Instructions for the task »
What follows is a set of records, each of which is to be written out exactly.

BEGIN Excerpted records

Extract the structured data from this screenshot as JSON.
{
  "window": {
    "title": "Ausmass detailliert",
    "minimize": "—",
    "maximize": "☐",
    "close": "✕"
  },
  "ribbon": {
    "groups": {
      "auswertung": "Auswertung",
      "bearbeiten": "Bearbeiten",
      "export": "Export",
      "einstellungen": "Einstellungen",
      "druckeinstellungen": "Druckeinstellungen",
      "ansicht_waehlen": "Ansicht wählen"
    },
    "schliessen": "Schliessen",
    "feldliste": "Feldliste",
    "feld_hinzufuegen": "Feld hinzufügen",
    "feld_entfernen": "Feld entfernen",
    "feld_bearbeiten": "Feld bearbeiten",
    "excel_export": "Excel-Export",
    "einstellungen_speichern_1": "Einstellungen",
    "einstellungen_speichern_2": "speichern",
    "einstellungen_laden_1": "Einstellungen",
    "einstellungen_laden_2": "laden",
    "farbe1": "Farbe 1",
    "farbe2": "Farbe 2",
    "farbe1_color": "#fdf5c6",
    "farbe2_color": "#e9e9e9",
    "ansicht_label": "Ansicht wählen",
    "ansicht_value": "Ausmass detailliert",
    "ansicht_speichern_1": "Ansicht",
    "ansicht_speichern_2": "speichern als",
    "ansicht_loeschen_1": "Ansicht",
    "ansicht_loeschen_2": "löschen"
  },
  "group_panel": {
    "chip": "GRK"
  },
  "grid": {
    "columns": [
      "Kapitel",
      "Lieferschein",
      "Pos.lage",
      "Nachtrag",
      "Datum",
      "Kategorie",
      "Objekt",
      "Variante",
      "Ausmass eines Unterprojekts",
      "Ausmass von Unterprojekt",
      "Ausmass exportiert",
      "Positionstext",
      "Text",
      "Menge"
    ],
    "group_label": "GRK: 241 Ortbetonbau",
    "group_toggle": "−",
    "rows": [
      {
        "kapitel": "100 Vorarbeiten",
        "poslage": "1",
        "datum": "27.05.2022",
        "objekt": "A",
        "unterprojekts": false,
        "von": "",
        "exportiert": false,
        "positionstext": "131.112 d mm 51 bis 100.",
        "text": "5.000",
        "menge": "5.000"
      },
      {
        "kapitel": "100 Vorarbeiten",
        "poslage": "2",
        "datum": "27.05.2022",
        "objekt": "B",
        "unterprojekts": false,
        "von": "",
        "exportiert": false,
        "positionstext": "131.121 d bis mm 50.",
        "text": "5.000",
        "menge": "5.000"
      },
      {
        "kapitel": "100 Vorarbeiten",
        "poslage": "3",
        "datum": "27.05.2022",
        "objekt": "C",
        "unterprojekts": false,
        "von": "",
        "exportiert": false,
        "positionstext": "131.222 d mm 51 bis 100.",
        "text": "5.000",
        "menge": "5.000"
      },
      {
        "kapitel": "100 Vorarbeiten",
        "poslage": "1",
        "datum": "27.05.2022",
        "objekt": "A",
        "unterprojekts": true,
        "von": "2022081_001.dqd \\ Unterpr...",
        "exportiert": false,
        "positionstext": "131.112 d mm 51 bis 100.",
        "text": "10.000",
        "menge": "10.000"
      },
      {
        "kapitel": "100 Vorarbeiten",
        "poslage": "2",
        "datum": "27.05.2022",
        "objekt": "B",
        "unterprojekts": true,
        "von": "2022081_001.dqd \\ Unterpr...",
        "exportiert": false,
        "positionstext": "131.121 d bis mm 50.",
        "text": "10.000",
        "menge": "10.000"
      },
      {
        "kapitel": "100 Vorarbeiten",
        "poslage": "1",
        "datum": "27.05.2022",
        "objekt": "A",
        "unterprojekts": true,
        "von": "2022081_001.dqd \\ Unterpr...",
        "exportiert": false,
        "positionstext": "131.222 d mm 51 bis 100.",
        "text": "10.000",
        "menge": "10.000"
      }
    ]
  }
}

END Excerpted records

Full answer »
Extract the structured data from this screenshot as JSON.
{
  "window": {
    "title": "Ausmass detailliert",
    "minimize": "—",
    "maximize": "☐",
    "close": "✕"
  },
  "ribbon": {
    "groups": {
      "auswertung": "Auswertung",
      "bearbeiten": "Bearbeiten",
      "export": "Export",
      "einstellungen": "Einstellungen",
      "druckeinstellungen": "Druckeinstellungen",
      "ansicht_waehlen": "Ansicht wählen"
    },
    "schliessen": "Schliessen",
    "feldliste": "Feldliste",
    "feld_hinzufuegen": "Feld hinzufügen",
    "feld_entfernen": "Feld entfernen",
    "feld_bearbeiten": "Feld bearbeiten",
    "excel_export": "Excel-Export",
    "einstellungen_speichern_1": "Einstellungen",
    "einstellungen_speichern_2": "speichern",
    "einstellungen_laden_1": "Einstellungen",
    "einstellungen_laden_2": "laden",
    "farbe1": "Farbe 1",
    "farbe2": "Farbe 2",
    "farbe1_color": "#fdf5c6",
    "farbe2_color": "#e9e9e9",
    "ansicht_label": "Ansicht wählen",
    "ansicht_value": "Ausmass detailliert",
    "ansicht_speichern_1": "Ansicht",
    "ansicht_speichern_2": "speichern als",
    "ansicht_loeschen_1": "Ansicht",
    "ansicht_loeschen_2": "löschen"
  },
  "group_panel": {
    "chip": "GRK"
  },
  "grid": {
    "columns": [
      "Kapitel",
      "Lieferschein",
      "Pos.lage",
      "Nachtrag",
      "Datum",
      "Kategorie",
      "Objekt",
      "Variante",
      "Ausmass eines Unterprojekts",
      "Ausmass von Unterprojekt",
      "Ausmass exportiert",
      "Positionstext",
      "Text",
      "Menge"
    ],
    "group_label": "GRK: 241 Ortbetonbau",
    "group_toggle": "−",
    "rows": [
      {
        "kapitel": "100 Vorarbeiten",
        "poslage": "1",
        "datum": "27.05.2022",
        "objekt": "A",
        "unterprojekts": false,
        "von": "",
        "exportiert": false,
        "positionstext": "131.112 d mm 51 bis 100.",
        "text": "5.000",
        "menge": "5.000"
      },
      {
        "kapitel": "100 Vorarbeiten",
        "poslage": "2",
        "datum": "27.05.2022",
        "objekt": "B",
        "unterprojekts": false,
        "von": "",
        "exportiert": false,
        "positionstext": "131.121 d bis mm 50.",
        "text": "5.000",
        "menge": "5.000"
      },
      {
        "kapitel": "100 Vorarbeiten",
        "poslage": "3",
        "datum": "27.05.2022",
        "objekt": "C",
        "unterprojekts": false,
        "von": "",
        "exportiert": false,
        "positionstext": "131.222 d mm 51 bis 100.",
        "text": "5.000",
        "menge": "5.000"
      },
      {
        "kapitel": "100 Vorarbeiten",
        "poslage": "1",
        "datum": "27.05.2022",
        "objekt": "A",
        "unterprojekts": true,
        "von": "2022081_001.dqd \\ Unterpr...",
        "exportiert": false,
        "positionstext": "131.112 d mm 51 bis 100.",
        "text": "10.000",
        "menge": "10.000"
      },
      {
        "kapitel": "100 Vorarbeiten",
        "poslage": "2",
        "datum": "27.05.2022",
        "objekt": "B",
        "unterprojekts": true,
        "von": "2022081_001.dqd \\ Unterpr...",
        "exportiert": false,
        "positionstext": "131.121 d bis mm 50.",
        "text": "10.000",
        "menge": "10.000"
      },
      {
        "kapitel": "100 Vorarbeiten",
        "poslage": "1",
        "datum": "27.05.2022",
        "objekt": "A",
        "unterprojekts": true,
        "von": "2022081_001.dqd \\ Unterpr...",
        "exportiert": false,
        "positionstext": "131.222 d mm 51 bis 100.",
        "text": "10.000",
        "menge": "10.000"
      }
    ]
  }
}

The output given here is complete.